• [Written instruction]: Every line of the records must be repeated exactly; pictures stay out.
....
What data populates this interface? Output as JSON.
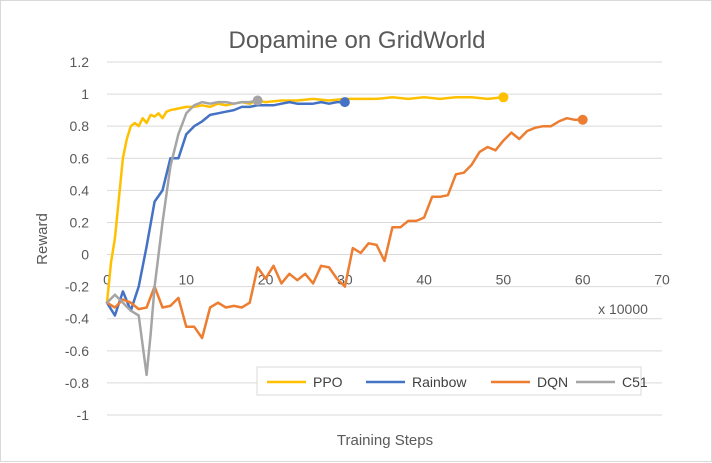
{
  "chart_data": {
    "type": "line",
    "title": "Dopamine on GridWorld",
    "xlabel": "Training Steps",
    "ylabel": "Reward",
    "x_unit_label": "x 10000",
    "xlim": [
      0,
      70
    ],
    "ylim": [
      -1,
      1.2
    ],
    "x_ticks": [
      0,
      10,
      20,
      30,
      40,
      50,
      60,
      70
    ],
    "y_ticks": [
      -1,
      -0.8,
      -0.6,
      -0.4,
      -0.2,
      0,
      0.2,
      0.4,
      0.6,
      0.8,
      1,
      1.2
    ],
    "grid": "horizontal",
    "legend_position": "bottom-right",
    "series": [
      {
        "name": "PPO",
        "color": "#FFC000",
        "x": [
          0,
          0.5,
          1,
          1.5,
          2,
          2.5,
          3,
          3.5,
          4,
          4.5,
          5,
          5.5,
          6,
          6.5,
          7,
          7.5,
          8,
          9,
          10,
          11,
          12,
          13,
          14,
          15,
          16,
          17,
          18,
          19,
          20,
          22,
          24,
          26,
          28,
          30,
          32,
          34,
          36,
          38,
          40,
          42,
          44,
          46,
          48,
          50
        ],
        "y": [
          -0.3,
          -0.05,
          0.1,
          0.35,
          0.6,
          0.72,
          0.8,
          0.82,
          0.8,
          0.85,
          0.82,
          0.87,
          0.86,
          0.88,
          0.85,
          0.89,
          0.9,
          0.91,
          0.92,
          0.92,
          0.93,
          0.92,
          0.94,
          0.93,
          0.94,
          0.95,
          0.94,
          0.96,
          0.95,
          0.96,
          0.96,
          0.97,
          0.96,
          0.97,
          0.97,
          0.97,
          0.98,
          0.97,
          0.98,
          0.97,
          0.98,
          0.98,
          0.97,
          0.98
        ]
      },
      {
        "name": "Rainbow",
        "color": "#4472C4",
        "x": [
          0,
          1,
          2,
          3,
          4,
          5,
          6,
          7,
          8,
          9,
          10,
          11,
          12,
          13,
          14,
          15,
          16,
          17,
          18,
          19,
          20,
          21,
          22,
          23,
          24,
          25,
          26,
          27,
          28,
          29,
          30
        ],
        "y": [
          -0.3,
          -0.38,
          -0.23,
          -0.35,
          -0.2,
          0.05,
          0.33,
          0.4,
          0.6,
          0.6,
          0.75,
          0.8,
          0.83,
          0.87,
          0.88,
          0.89,
          0.9,
          0.92,
          0.92,
          0.93,
          0.93,
          0.93,
          0.94,
          0.95,
          0.94,
          0.94,
          0.94,
          0.95,
          0.94,
          0.95,
          0.95
        ]
      },
      {
        "name": "DQN",
        "color": "#ED7D31",
        "x": [
          0,
          1,
          2,
          3,
          4,
          5,
          6,
          7,
          8,
          9,
          10,
          11,
          12,
          13,
          14,
          15,
          16,
          17,
          18,
          19,
          20,
          21,
          22,
          23,
          24,
          25,
          26,
          27,
          28,
          29,
          30,
          31,
          32,
          33,
          34,
          35,
          36,
          37,
          38,
          39,
          40,
          41,
          42,
          43,
          44,
          45,
          46,
          47,
          48,
          49,
          50,
          51,
          52,
          53,
          54,
          55,
          56,
          57,
          58,
          59,
          60
        ],
        "y": [
          -0.3,
          -0.33,
          -0.28,
          -0.3,
          -0.34,
          -0.33,
          -0.2,
          -0.33,
          -0.32,
          -0.27,
          -0.45,
          -0.45,
          -0.52,
          -0.33,
          -0.3,
          -0.33,
          -0.32,
          -0.33,
          -0.3,
          -0.08,
          -0.15,
          -0.07,
          -0.18,
          -0.12,
          -0.16,
          -0.12,
          -0.18,
          -0.07,
          -0.08,
          -0.15,
          -0.2,
          0.04,
          0.01,
          0.07,
          0.06,
          -0.04,
          0.17,
          0.17,
          0.21,
          0.21,
          0.23,
          0.36,
          0.36,
          0.37,
          0.5,
          0.51,
          0.56,
          0.64,
          0.67,
          0.65,
          0.71,
          0.76,
          0.72,
          0.77,
          0.79,
          0.8,
          0.8,
          0.83,
          0.85,
          0.84,
          0.84
        ]
      },
      {
        "name": "C51",
        "color": "#A5A5A5",
        "x": [
          0,
          1,
          2,
          3,
          4,
          5,
          5.5,
          6,
          7,
          8,
          9,
          10,
          11,
          12,
          13,
          14,
          15,
          16,
          17,
          18,
          19
        ],
        "y": [
          -0.3,
          -0.25,
          -0.3,
          -0.35,
          -0.38,
          -0.75,
          -0.5,
          -0.2,
          0.2,
          0.55,
          0.75,
          0.88,
          0.93,
          0.95,
          0.94,
          0.95,
          0.95,
          0.94,
          0.95,
          0.95,
          0.96
        ]
      }
    ]
  }
}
....
• [Response to this task]:
What data populates this interface? Output as JSON.
{
  "chart_data": {
    "type": "line",
    "title": "Dopamine on GridWorld",
    "xlabel": "Training Steps",
    "ylabel": "Reward",
    "x_unit_label": "x 10000",
    "xlim": [
      0,
      70
    ],
    "ylim": [
      -1,
      1.2
    ],
    "x_ticks": [
      0,
      10,
      20,
      30,
      40,
      50,
      60,
      70
    ],
    "y_ticks": [
      -1,
      -0.8,
      -0.6,
      -0.4,
      -0.2,
      0,
      0.2,
      0.4,
      0.6,
      0.8,
      1,
      1.2
    ],
    "grid": "horizontal",
    "legend_position": "bottom-right",
    "series": [
      {
        "name": "PPO",
        "color": "#FFC000",
        "x": [
          0,
          0.5,
          1,
          1.5,
          2,
          2.5,
          3,
          3.5,
          4,
          4.5,
          5,
          5.5,
          6,
          6.5,
          7,
          7.5,
          8,
          9,
          10,
          11,
          12,
          13,
          14,
          15,
          16,
          17,
          18,
          19,
          20,
          22,
          24,
          26,
          28,
          30,
          32,
          34,
          36,
          38,
          40,
          42,
          44,
          46,
          48,
          50
        ],
        "y": [
          -0.3,
          -0.05,
          0.1,
          0.35,
          0.6,
          0.72,
          0.8,
          0.82,
          0.8,
          0.85,
          0.82,
          0.87,
          0.86,
          0.88,
          0.85,
          0.89,
          0.9,
          0.91,
          0.92,
          0.92,
          0.93,
          0.92,
          0.94,
          0.93,
          0.94,
          0.95,
          0.94,
          0.96,
          0.95,
          0.96,
          0.96,
          0.97,
          0.96,
          0.97,
          0.97,
          0.97,
          0.98,
          0.97,
          0.98,
          0.97,
          0.98,
          0.98,
          0.97,
          0.98
        ]
      },
      {
        "name": "Rainbow",
        "color": "#4472C4",
        "x": [
          0,
          1,
          2,
          3,
          4,
          5,
          6,
          7,
          8,
          9,
          10,
          11,
          12,
          13,
          14,
          15,
          16,
          17,
          18,
          19,
          20,
          21,
          22,
          23,
          24,
          25,
          26,
          27,
          28,
          29,
          30
        ],
        "y": [
          -0.3,
          -0.38,
          -0.23,
          -0.35,
          -0.2,
          0.05,
          0.33,
          0.4,
          0.6,
          0.6,
          0.75,
          0.8,
          0.83,
          0.87,
          0.88,
          0.89,
          0.9,
          0.92,
          0.92,
          0.93,
          0.93,
          0.93,
          0.94,
          0.95,
          0.94,
          0.94,
          0.94,
          0.95,
          0.94,
          0.95,
          0.95
        ]
      },
      {
        "name": "DQN",
        "color": "#ED7D31",
        "x": [
          0,
          1,
          2,
          3,
          4,
          5,
          6,
          7,
          8,
          9,
          10,
          11,
          12,
          13,
          14,
          15,
          16,
          17,
          18,
          19,
          20,
          21,
          22,
          23,
          24,
          25,
          26,
          27,
          28,
          29,
          30,
          31,
          32,
          33,
          34,
          35,
          36,
          37,
          38,
          39,
          40,
          41,
          42,
          43,
          44,
          45,
          46,
          47,
          48,
          49,
          50,
          51,
          52,
          53,
          54,
          55,
          56,
          57,
          58,
          59,
          60
        ],
        "y": [
          -0.3,
          -0.33,
          -0.28,
          -0.3,
          -0.34,
          -0.33,
          -0.2,
          -0.33,
          -0.32,
          -0.27,
          -0.45,
          -0.45,
          -0.52,
          -0.33,
          -0.3,
          -0.33,
          -0.32,
          -0.33,
          -0.3,
          -0.08,
          -0.15,
          -0.07,
          -0.18,
          -0.12,
          -0.16,
          -0.12,
          -0.18,
          -0.07,
          -0.08,
          -0.15,
          -0.2,
          0.04,
          0.01,
          0.07,
          0.06,
          -0.04,
          0.17,
          0.17,
          0.21,
          0.21,
          0.23,
          0.36,
          0.36,
          0.37,
          0.5,
          0.51,
          0.56,
          0.64,
          0.67,
          0.65,
          0.71,
          0.76,
          0.72,
          0.77,
          0.79,
          0.8,
          0.8,
          0.83,
          0.85,
          0.84,
          0.84
        ]
      },
      {
        "name": "C51",
        "color": "#A5A5A5",
        "x": [
          0,
          1,
          2,
          3,
          4,
          5,
          5.5,
          6,
          7,
          8,
          9,
          10,
          11,
          12,
          13,
          14,
          15,
          16,
          17,
          18,
          19
        ],
        "y": [
          -0.3,
          -0.25,
          -0.3,
          -0.35,
          -0.38,
          -0.75,
          -0.5,
          -0.2,
          0.2,
          0.55,
          0.75,
          0.88,
          0.93,
          0.95,
          0.94,
          0.95,
          0.95,
          0.94,
          0.95,
          0.95,
          0.96
        ]
      }
    ]
  }
}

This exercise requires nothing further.